--- Given problem ---
Please give the listing again, word for word, with nothing left out.

--- Data excerpts ---
......

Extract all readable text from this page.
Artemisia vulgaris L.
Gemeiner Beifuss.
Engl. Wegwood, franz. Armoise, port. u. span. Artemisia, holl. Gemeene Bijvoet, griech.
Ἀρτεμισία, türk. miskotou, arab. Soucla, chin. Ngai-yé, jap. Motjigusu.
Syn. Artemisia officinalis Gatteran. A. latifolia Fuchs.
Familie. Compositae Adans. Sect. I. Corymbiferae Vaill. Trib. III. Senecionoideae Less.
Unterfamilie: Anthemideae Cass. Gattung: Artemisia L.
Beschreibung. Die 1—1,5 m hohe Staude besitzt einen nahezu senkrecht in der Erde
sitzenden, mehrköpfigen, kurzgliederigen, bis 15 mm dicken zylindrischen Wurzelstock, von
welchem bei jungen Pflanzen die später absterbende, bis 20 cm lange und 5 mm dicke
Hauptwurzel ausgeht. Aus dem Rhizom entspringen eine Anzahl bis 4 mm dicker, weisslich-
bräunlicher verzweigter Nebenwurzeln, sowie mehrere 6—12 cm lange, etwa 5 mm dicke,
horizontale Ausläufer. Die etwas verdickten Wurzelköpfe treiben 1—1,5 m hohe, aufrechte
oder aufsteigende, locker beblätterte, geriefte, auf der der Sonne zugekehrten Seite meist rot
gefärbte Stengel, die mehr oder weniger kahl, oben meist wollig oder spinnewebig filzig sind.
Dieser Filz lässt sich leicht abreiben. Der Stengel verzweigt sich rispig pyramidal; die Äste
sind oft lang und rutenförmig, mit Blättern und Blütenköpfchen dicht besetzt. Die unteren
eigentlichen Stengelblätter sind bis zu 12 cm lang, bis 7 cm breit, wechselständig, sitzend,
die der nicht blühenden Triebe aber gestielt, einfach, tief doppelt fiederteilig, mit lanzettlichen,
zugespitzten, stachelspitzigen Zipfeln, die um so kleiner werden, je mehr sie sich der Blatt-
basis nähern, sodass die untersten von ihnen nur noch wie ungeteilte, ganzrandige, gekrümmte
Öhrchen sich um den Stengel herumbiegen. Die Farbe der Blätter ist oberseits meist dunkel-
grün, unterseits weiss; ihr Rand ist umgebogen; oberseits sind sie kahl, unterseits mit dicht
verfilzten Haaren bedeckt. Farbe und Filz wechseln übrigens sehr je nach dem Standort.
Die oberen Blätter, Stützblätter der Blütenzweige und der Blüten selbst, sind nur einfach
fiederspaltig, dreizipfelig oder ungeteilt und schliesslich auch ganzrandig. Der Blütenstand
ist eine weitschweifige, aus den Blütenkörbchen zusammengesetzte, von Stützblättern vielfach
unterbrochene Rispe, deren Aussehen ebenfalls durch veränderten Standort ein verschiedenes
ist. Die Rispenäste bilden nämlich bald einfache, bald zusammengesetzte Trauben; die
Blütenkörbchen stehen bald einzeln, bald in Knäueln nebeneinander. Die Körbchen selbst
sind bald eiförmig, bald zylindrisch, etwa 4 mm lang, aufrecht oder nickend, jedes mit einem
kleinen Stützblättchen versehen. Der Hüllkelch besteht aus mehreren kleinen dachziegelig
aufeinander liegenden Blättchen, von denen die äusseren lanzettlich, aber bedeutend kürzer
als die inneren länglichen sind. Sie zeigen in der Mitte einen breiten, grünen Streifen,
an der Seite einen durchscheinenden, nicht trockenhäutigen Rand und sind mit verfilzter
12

......

--- Exercise output ---
Extract all readable text from this page.
Artemisia vulgaris L.
Gemeiner Beifuss.
Engl. Wegwood, franz. Armoise, port. u. span. Artemisia, holl. Gemeene Bijvoet, griech.
Ἀρτεμισία, türk. miskotou, arab. Soucla, chin. Ngai-yé, jap. Motjigusu.
Syn. Artemisia officinalis Gatteran. A. latifolia Fuchs.
Familie. Compositae Adans. Sect. I. Corymbiferae Vaill. Trib. III. Senecionoideae Less.
Unterfamilie: Anthemideae Cass. Gattung: Artemisia L.
Beschreibung. Die 1—1,5 m hohe Staude besitzt einen nahezu senkrecht in der Erde
sitzenden, mehrköpfigen, kurzgliederigen, bis 15 mm dicken zylindrischen Wurzelstock, von
welchem bei jungen Pflanzen die später absterbende, bis 20 cm lange und 5 mm dicke
Hauptwurzel ausgeht. Aus dem Rhizom entspringen eine Anzahl bis 4 mm dicker, weisslich-
bräunlicher verzweigter Nebenwurzeln, sowie mehrere 6—12 cm lange, etwa 5 mm dicke,
horizontale Ausläufer. Die etwas verdickten Wurzelköpfe treiben 1—1,5 m hohe, aufrechte
oder aufsteigende, locker beblätterte, geriefte, auf der der Sonne zugekehrten Seite meist rot
gefärbte Stengel, die mehr oder weniger kahl, oben meist wollig oder spinnewebig filzig sind.
Dieser Filz lässt sich leicht abreiben. Der Stengel verzweigt sich rispig pyramidal; die Äste
sind oft lang und rutenförmig, mit Blättern und Blütenköpfchen dicht besetzt. Die unteren
eigentlichen Stengelblätter sind bis zu 12 cm lang, bis 7 cm breit, wechselständig, sitzend,
die der nicht blühenden Triebe aber gestielt, einfach, tief doppelt fiederteilig, mit lanzettlichen,
zugespitzten, stachelspitzigen Zipfeln, die um so kleiner werden, je mehr sie sich der Blatt-
basis nähern, sodass die untersten von ihnen nur noch wie ungeteilte, ganzrandige, gekrümmte
Öhrchen sich um den Stengel herumbiegen. Die Farbe der Blätter ist oberseits meist dunkel-
grün, unterseits weiss; ihr Rand ist umgebogen; oberseits sind sie kahl, unterseits mit dicht
verfilzten Haaren bedeckt. Farbe und Filz wechseln übrigens sehr je nach dem Standort.
Die oberen Blätter, Stützblätter der Blütenzweige und der Blüten selbst, sind nur einfach
fiederspaltig, dreizipfelig oder ungeteilt und schliesslich auch ganzrandig. Der Blütenstand
ist eine weitschweifige, aus den Blütenkörbchen zusammengesetzte, von Stützblättern vielfach
unterbrochene Rispe, deren Aussehen ebenfalls durch veränderten Standort ein verschiedenes
ist. Die Rispenäste bilden nämlich bald einfache, bald zusammengesetzte Trauben; die
Blütenkörbchen stehen bald einzeln, bald in Knäueln nebeneinander. Die Körbchen selbst
sind bald eiförmig, bald zylindrisch, etwa 4 mm lang, aufrecht oder nickend, jedes mit einem
kleinen Stützblättchen versehen. Der Hüllkelch besteht aus mehreren kleinen dachziegelig
aufeinander liegenden Blättchen, von denen die äusseren lanzettlich, aber bedeutend kürzer
als die inneren länglichen sind. Sie zeigen in der Mitte einen breiten, grünen Streifen,
an der Seite einen durchscheinenden, nicht trockenhäutigen Rand und sind mit verfilzter
12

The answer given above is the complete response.